_Given request_.
Write the records below out in full, character for character, with no pictures.

_Given records_.

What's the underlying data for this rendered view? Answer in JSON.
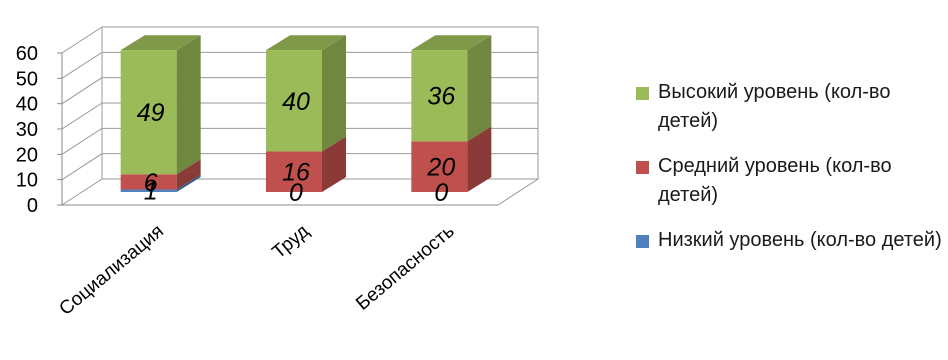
{
  "chart_data": {
    "type": "bar",
    "stacked": true,
    "three_d": true,
    "categories": [
      "Социализация",
      "Труд",
      "Безопасность"
    ],
    "series": [
      {
        "name": "Низкий уровень (кол-во детей)",
        "values": [
          1,
          0,
          0
        ],
        "color": "#4f81bd"
      },
      {
        "name": "Средний уровень (кол-во детей)",
        "values": [
          6,
          16,
          20
        ],
        "color": "#c0504d"
      },
      {
        "name": "Высокий уровень (кол-во детей)",
        "values": [
          49,
          40,
          36
        ],
        "color": "#9bbb59"
      }
    ],
    "ylim": [
      0,
      60
    ],
    "yticks": [
      0,
      10,
      20,
      30,
      40,
      50,
      60
    ],
    "grid": true,
    "legend_position": "right",
    "legend_order": [
      2,
      1,
      0
    ]
  }
}
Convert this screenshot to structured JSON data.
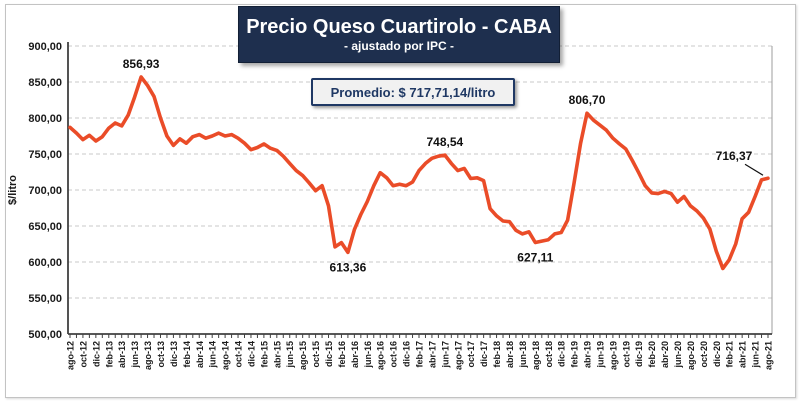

_Reply to the task_.
What's the underlying data for this rendered view? Answer in JSON.
{
  "chart_data": {
    "type": "bar",
    "stacked": true,
    "three_d": true,
    "categories": [
      "Социализация",
      "Труд",
      "Безопасность"
    ],
    "series": [
      {
        "name": "Низкий уровень (кол-во детей)",
        "values": [
          1,
          0,
          0
        ],
        "color": "#4f81bd"
      },
      {
        "name": "Средний уровень (кол-во детей)",
        "values": [
          6,
          16,
          20
        ],
        "color": "#c0504d"
      },
      {
        "name": "Высокий уровень (кол-во детей)",
        "values": [
          49,
          40,
          36
        ],
        "color": "#9bbb59"
      }
    ],
    "ylim": [
      0,
      60
    ],
    "yticks": [
      0,
      10,
      20,
      30,
      40,
      50,
      60
    ],
    "grid": true,
    "legend_position": "right",
    "legend_order": [
      2,
      1,
      0
    ]
  }
}
Convert this screenshot to structured JSON data.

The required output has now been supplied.